• [Work to be completed]
Write out the full listing exactly as given, minus the images.

[Stored records]
****************
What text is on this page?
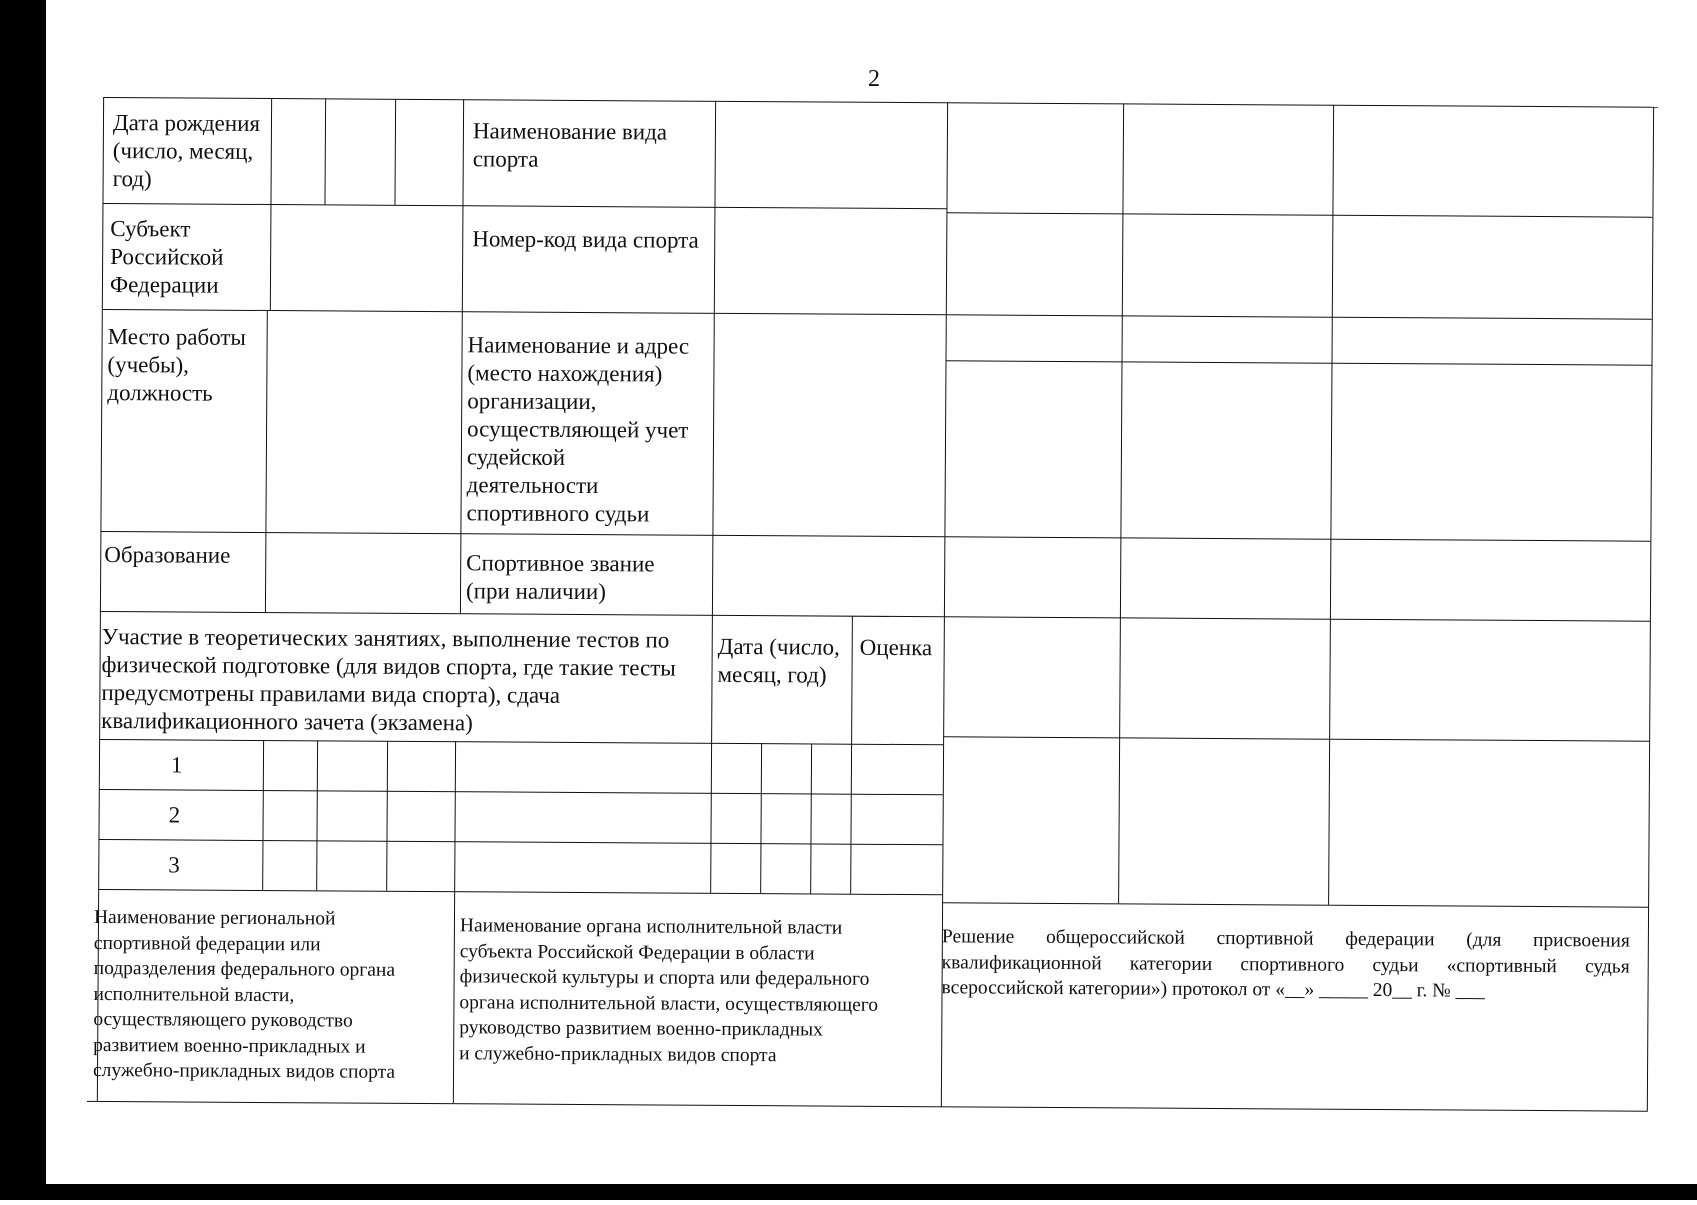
2
Дата рождения
(число, месяц,
год)
Наименование вида
спорта
Субъект
Российской
Федерации
Номер-код вида спорта
Место работы
(учебы),
должность
Наименование и адрес
(место нахождения)
организации,
осуществляющей учет
судейской
деятельности
спортивного судьи
Образование	Спортивное звание
(при наличии)
Участие в теоретических занятиях, выполнение тестов по
физической подготовке (для видов спорта, где такие тесты
предусмотрены правилами вида спорта), сдача
квалификационного зачета (экзамена)
Дата (число,
месяц, год)
Оценка
1
2
3
Наименование региональной
спортивной федерации или
подразделения федерального органа
исполнительной власти,
осуществляющего руководство
развитием военно-прикладных и
служебно-прикладных видов спорта
Наименование органа исполнительной власти
субъекта Российской Федерации в области
физической культуры и спорта или федерального
органа исполнительной власти, осуществляющего
руководство развитием военно-прикладных
и служебно-прикладных видов спорта
Решение общероссийской спортивной федерации (для присвоения квалификационной категории спортивного судьи «спортивный судья всероссийской категории») протокол от «__» _____ 20__ г. № ___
****************
• [Correct output]
What text is on this page?
2
Дата рождения
(число, месяц,
год)
Наименование вида
спорта
Субъект
Российской
Федерации
Номер-код вида спорта
Место работы
(учебы),
должность
Наименование и адрес
(место нахождения)
организации,
осуществляющей учет
судейской
деятельности
спортивного судьи
Образование	Спортивное звание
(при наличии)
Участие в теоретических занятиях, выполнение тестов по
физической подготовке (для видов спорта, где такие тесты
предусмотрены правилами вида спорта), сдача
квалификационного зачета (экзамена)
Дата (число,
месяц, год)
Оценка
1
2
3
Наименование региональной
спортивной федерации или
подразделения федерального органа
исполнительной власти,
осуществляющего руководство
развитием военно-прикладных и
служебно-прикладных видов спорта
Наименование органа исполнительной власти
субъекта Российской Федерации в области
физической культуры и спорта или федерального
органа исполнительной власти, осуществляющего
руководство развитием военно-прикладных
и служебно-прикладных видов спорта
Решение общероссийской спортивной федерации (для присвоения квалификационной категории спортивного судьи «спортивный судья всероссийской категории») протокол от «__» _____ 20__ г. № ___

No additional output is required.